株式会社丸井グループ
常務執行役員CDO 経営企画・共創投資担当、DX推進室長
相田昭一氏
スマホを活用した
精度の高い分別を評価
――高専DCON にどのような魅力を感じて、協賛いただいたのでしょう?
当社は高専生の皆さんとの協業を視野に入れ、2022年より協賛させていただいております。
協賛の理由は、「将来世代」と「技術に裏付けられた実装力」の掛け合わせに大きな期待を寄せているからです。当社は、すべての人が「しあわせ」を感じられる豊かな社会の実現を目指しています。実現のためには、課題解決のアイデアだけでなく、確かな技術に裏付けられた実装力が必要なのです。
――貴社が企業賞を授与されたチームと、具体的な授賞理由を教えてください。
身近なデバイスであるスマホを活用して、精度の高い分別を実現した鳥羽商船高等専門学校のezaki-labに企業賞を授与しました。同チームの「りぷら」は、利用者のプラスチック分別を推進し、プラスチックが循環する社会を目指す素晴らしい取り組みです。当社が運営する商業施設のマルイ・モディには、年間約2億人のお客さまが来店します。プラスチックリサイクルの取り組みの一環として、お客さまにペットボトルをお持ちよりいただいています。2021年には、ペットボトル繊維を使用したパンプスの販売も開始しました。当社の取り組みと「りぷら」の提案は、何れもお客さまと共にリサイクルに取り組むという点で共通します。同チームと、サステナブルな暮らしの選択肢の提供、社会実装に向けて共創していきたいと考えます。
DCONスタートアップ
「磐井AI」と協業を開始
――これからの社会を支える高専生たちに、どのような課題に対する取り組みや役割を期待しますか?
テクノロジーを活用し、消費者と共に環境負荷軽減・脱炭素社会に向けたライフスタイルを選択できる新しいサービスや事業の提案を期待しています。地球環境問題への対処は、将来世代の未来を守るための喫緊の課題です。当社はその中で、「脱炭素社会」と「サーキュラーエコノミー(循環経済)」を実現する選択肢を社会に提示したいと考えています。高専生の皆さんには、テクノロジーの活用を通じて、消費者と共に環境負荷軽減・脱炭素社会に向けたライフスタイルを実現するサービスや事業の提案を期待しています。

* * *

### 作業項目 A
高専DCONに関するインタビューのうち、「DCONスタートアップ」から始まり「るサービスや事業の提案を期待しています。」で終わる部分を、「消費者」を「生活者」に置き換えて書いてください。
### 作業項目 B
高専DCONに関するインタビューを、最後の文に続けて書き継いでください。
このあとのデータは、高専DCONに関するインタビューとは関係がありません。

### データセットのデータ
* * *

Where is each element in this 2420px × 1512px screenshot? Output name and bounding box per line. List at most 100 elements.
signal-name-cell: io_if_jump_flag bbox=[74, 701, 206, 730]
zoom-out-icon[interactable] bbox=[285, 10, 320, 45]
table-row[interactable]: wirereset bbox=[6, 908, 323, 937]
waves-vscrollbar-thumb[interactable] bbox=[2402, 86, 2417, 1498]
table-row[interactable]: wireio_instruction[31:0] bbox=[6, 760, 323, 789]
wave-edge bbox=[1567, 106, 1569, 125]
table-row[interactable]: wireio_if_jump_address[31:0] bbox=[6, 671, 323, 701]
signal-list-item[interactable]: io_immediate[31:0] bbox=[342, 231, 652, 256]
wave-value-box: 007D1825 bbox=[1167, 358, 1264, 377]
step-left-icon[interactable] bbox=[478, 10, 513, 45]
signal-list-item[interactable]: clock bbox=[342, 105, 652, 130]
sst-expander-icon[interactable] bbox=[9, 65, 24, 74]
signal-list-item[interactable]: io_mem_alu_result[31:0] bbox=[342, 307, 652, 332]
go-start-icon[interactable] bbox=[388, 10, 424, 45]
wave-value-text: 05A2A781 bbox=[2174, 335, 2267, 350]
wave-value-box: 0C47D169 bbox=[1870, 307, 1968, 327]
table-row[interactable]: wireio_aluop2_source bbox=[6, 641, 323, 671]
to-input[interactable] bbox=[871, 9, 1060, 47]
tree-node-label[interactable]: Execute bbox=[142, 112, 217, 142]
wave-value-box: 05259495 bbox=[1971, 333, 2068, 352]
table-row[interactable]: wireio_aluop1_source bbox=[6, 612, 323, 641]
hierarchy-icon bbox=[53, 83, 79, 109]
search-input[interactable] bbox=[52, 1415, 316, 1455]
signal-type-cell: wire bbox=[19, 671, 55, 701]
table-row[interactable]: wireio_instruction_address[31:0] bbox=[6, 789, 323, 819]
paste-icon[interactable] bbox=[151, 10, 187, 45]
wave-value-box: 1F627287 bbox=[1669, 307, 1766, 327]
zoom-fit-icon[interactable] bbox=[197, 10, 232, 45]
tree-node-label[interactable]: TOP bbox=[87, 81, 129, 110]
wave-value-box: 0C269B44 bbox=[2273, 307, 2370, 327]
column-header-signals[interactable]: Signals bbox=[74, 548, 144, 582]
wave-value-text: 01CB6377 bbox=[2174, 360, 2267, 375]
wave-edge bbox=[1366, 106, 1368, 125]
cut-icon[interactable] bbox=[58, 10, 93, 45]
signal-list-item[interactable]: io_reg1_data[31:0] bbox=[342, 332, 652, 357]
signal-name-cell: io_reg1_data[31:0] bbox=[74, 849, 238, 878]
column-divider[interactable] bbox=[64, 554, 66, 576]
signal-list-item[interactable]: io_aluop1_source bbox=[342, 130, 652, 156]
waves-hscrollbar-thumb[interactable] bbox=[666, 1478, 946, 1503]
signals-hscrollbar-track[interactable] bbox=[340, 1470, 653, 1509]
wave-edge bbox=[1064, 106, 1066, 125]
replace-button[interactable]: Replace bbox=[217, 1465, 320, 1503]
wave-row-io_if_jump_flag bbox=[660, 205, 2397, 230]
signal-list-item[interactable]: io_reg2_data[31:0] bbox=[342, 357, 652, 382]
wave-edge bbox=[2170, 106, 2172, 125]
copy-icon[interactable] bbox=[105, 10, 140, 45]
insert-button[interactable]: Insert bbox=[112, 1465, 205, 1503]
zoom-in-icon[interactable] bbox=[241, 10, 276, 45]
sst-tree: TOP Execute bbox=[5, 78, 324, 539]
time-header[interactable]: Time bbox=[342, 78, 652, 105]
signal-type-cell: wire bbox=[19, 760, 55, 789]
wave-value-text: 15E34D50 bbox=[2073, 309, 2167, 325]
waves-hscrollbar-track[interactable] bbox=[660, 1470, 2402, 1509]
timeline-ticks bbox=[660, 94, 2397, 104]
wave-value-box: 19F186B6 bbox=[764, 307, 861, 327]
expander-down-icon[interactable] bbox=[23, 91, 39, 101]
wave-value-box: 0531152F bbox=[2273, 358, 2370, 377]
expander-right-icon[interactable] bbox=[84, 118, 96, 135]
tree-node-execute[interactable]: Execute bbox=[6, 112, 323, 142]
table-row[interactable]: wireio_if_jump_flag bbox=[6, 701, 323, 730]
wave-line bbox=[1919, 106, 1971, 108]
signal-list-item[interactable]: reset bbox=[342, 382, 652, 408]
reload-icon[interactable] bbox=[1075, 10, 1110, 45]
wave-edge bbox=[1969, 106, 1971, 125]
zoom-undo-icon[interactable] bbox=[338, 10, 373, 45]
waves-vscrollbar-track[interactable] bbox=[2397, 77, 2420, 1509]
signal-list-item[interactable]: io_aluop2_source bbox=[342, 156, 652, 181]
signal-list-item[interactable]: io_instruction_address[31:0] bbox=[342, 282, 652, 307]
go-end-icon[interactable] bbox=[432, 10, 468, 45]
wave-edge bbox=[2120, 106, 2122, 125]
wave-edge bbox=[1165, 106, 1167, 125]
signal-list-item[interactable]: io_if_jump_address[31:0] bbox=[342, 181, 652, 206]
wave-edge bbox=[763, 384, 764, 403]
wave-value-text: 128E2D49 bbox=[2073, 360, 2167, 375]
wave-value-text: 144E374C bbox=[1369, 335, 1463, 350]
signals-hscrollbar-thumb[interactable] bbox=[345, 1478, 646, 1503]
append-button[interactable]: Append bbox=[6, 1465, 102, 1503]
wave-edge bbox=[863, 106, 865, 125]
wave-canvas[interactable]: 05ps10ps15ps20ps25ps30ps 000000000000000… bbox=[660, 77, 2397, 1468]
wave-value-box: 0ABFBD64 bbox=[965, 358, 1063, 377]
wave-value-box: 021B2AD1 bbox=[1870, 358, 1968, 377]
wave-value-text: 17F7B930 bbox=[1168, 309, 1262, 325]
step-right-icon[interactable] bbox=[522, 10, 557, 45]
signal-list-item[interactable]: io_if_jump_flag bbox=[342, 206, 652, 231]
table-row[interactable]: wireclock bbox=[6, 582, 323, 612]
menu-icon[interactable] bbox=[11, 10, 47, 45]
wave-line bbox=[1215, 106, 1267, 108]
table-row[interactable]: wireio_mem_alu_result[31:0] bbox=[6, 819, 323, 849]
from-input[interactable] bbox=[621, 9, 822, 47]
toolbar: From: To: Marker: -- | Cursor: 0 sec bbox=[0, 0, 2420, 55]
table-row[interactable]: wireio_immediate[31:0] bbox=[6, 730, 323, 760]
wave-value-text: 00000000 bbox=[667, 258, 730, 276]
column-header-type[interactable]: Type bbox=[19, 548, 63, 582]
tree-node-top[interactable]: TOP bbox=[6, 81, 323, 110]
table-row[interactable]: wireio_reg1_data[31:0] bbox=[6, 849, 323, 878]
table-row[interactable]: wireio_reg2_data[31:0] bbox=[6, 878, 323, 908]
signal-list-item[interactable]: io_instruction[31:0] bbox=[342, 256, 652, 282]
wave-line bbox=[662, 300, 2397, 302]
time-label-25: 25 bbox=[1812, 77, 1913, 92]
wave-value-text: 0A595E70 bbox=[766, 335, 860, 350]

* * *

### 回答 A
DCONスタートアップ
「磐井AI」と協業を開始
――これからの社会を支える高専生たちに、どのような課題に対する取り組みや役割を期待しますか?
テクノロジーを活用し、生活者と共に環境負荷軽減・脱炭素社会に向けたライフスタイルを選択できる新しいサービスや事業の提案を期待しています。地球環境問題への対処は、将来世代の未来を守るための喫緊の課題です。当社はその中で、「脱炭素社会」と「サーキュラーエコノミー(循環経済)」を実現する選択肢を社会に提示したいと考えています。高専生の皆さんには、テクノロジーの活用を通じて、生活者と共に環境負荷軽減・脱炭素社会に向けたライフスタイルを実現するサービスや事業の提案を期待しています。

### 回答 B
――過去にDCON出場したチームの中から実際に起業する事例が複数出てきています。今後、起業を目指す「DCONスタートアップ」たちに向けてアドバイスをお願いします。
当社にとってスタートアップ企業は、互いの「利益」や「しあわせ」を最大化するためのパートナーです。スタートアップ企業への投資を行い、共創から生まれるイノベーションの社内への導入を推進しています。DCON2022で企業賞を授与した一関高専高等専門学校(今年2月に「磐井AI株式会社」を起業)の皆さんとは、当社の店舗を活用した実証実験などに取り組んでいます。今後も皆さんの起業を応援していきます。
――貴社のAIを活用した事業や取り組みと、今後の展望をお聞かせください。
さまざまなデジタルデータとAIを掛け合わせた事業を展開しています。小売事業では、ECサイト上でお客さまの趣味嗜好を分析し、おすすめの商品を表示するパーソナルレコメンドを提供しています。フィンテック事業では、クレジットカードの不正利用検知やFAQチャットボットなどにAIを活用。便利で安心なサービスの提供や、お客さまの体験価値の向上に努めています。社内でもAI-OCRや音声議事録など、AIを活用した働き方のDX(デジタルトランスフォーメーション)化を推進。さらに今後は、Chat GPTをはじめとする生成AIの活用も模索していきます。
――AIを基軸とする今後の社会変化を踏まえて今、高専生に取り組んでほしいことは何ですか?
学生である今だからこそ、精一杯社会課題解決に向けた挑戦を行ってほしいです。当社は、柔軟な思考でデジタルを活用し、起業を目指す皆さんを応援しています。